begin Supplied material

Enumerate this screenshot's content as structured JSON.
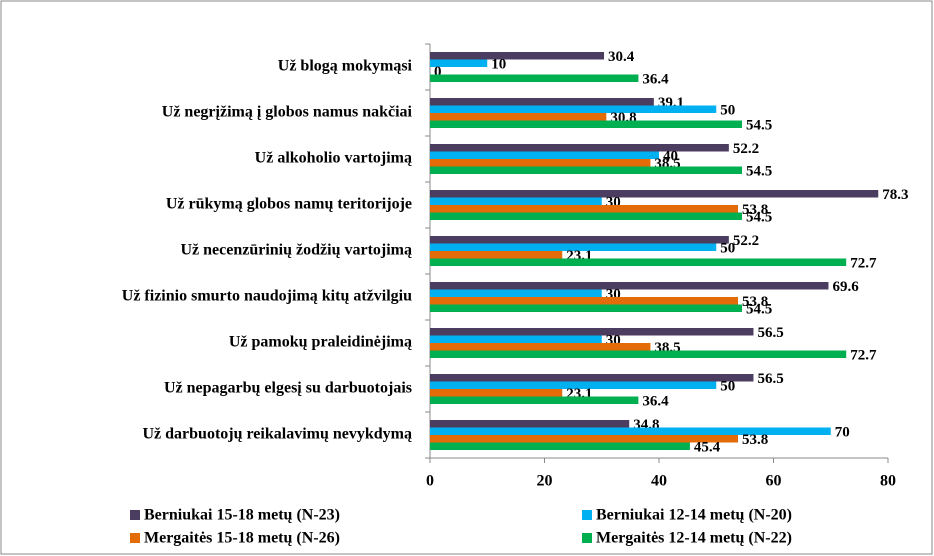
{
  "chart_data": {
    "type": "bar",
    "orientation": "horizontal",
    "categories": [
      "Už blogą mokymąsi",
      "Už negrįžimą į globos namus nakčiai",
      "Už alkoholio vartojimą",
      "Už rūkymą globos namų teritorijoje",
      "Už necenzūrinių žodžių vartojimą",
      "Už fizinio smurto naudojimą kitų atžvilgiu",
      "Už pamokų praleidinėjimą",
      "Už nepagarbų elgesį su darbuotojais",
      "Už darbuotojų reikalavimų nevykdymą"
    ],
    "series": [
      {
        "name": "Berniukai 15-18 metų (N-23)",
        "color": "#4b3d60",
        "values": [
          30.4,
          39.1,
          52.2,
          78.3,
          52.2,
          69.6,
          56.5,
          56.5,
          34.8
        ]
      },
      {
        "name": "Berniukai 12-14 metų (N-20)",
        "color": "#00b0f0",
        "values": [
          10,
          50,
          40,
          30,
          50,
          30,
          30,
          50,
          70
        ]
      },
      {
        "name": "Mergaitės 15-18 metų (N-26)",
        "color": "#e36c09",
        "values": [
          0,
          30.8,
          38.5,
          53.8,
          23.1,
          53.8,
          38.5,
          23.1,
          53.8
        ]
      },
      {
        "name": "Mergaitės 12-14 metų (N-22)",
        "color": "#00b050",
        "values": [
          36.4,
          54.5,
          54.5,
          54.5,
          72.7,
          54.5,
          72.7,
          36.4,
          45.4
        ]
      }
    ],
    "xlim": [
      0,
      80
    ],
    "xticks": [
      0,
      20,
      40,
      60,
      80
    ],
    "grid": false,
    "legend": "bottom"
  }
}
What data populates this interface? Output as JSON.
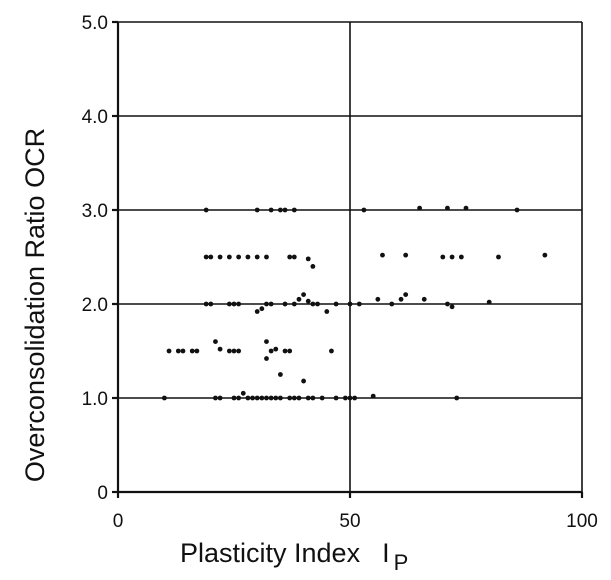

end Supplied material

Task objective: Every line above should be returned word for word, with the pictures left behind.

Solution:
Enumerate this screenshot's content as structured JSON.
{
  "chart_data": {
    "type": "bar",
    "orientation": "horizontal",
    "categories": [
      "Už blogą mokymąsi",
      "Už negrįžimą į globos namus nakčiai",
      "Už alkoholio vartojimą",
      "Už rūkymą globos namų teritorijoje",
      "Už necenzūrinių žodžių vartojimą",
      "Už fizinio smurto naudojimą kitų atžvilgiu",
      "Už pamokų praleidinėjimą",
      "Už nepagarbų elgesį su darbuotojais",
      "Už darbuotojų reikalavimų nevykdymą"
    ],
    "series": [
      {
        "name": "Berniukai 15-18 metų (N-23)",
        "color": "#4b3d60",
        "values": [
          30.4,
          39.1,
          52.2,
          78.3,
          52.2,
          69.6,
          56.5,
          56.5,
          34.8
        ]
      },
      {
        "name": "Berniukai 12-14 metų (N-20)",
        "color": "#00b0f0",
        "values": [
          10,
          50,
          40,
          30,
          50,
          30,
          30,
          50,
          70
        ]
      },
      {
        "name": "Mergaitės 15-18 metų (N-26)",
        "color": "#e36c09",
        "values": [
          0,
          30.8,
          38.5,
          53.8,
          23.1,
          53.8,
          38.5,
          23.1,
          53.8
        ]
      },
      {
        "name": "Mergaitės 12-14 metų (N-22)",
        "color": "#00b050",
        "values": [
          36.4,
          54.5,
          54.5,
          54.5,
          72.7,
          54.5,
          72.7,
          36.4,
          45.4
        ]
      }
    ],
    "xlim": [
      0,
      80
    ],
    "xticks": [
      0,
      20,
      40,
      60,
      80
    ],
    "grid": false,
    "legend": "bottom"
  }
}
What data populates this interface? Output as JSON.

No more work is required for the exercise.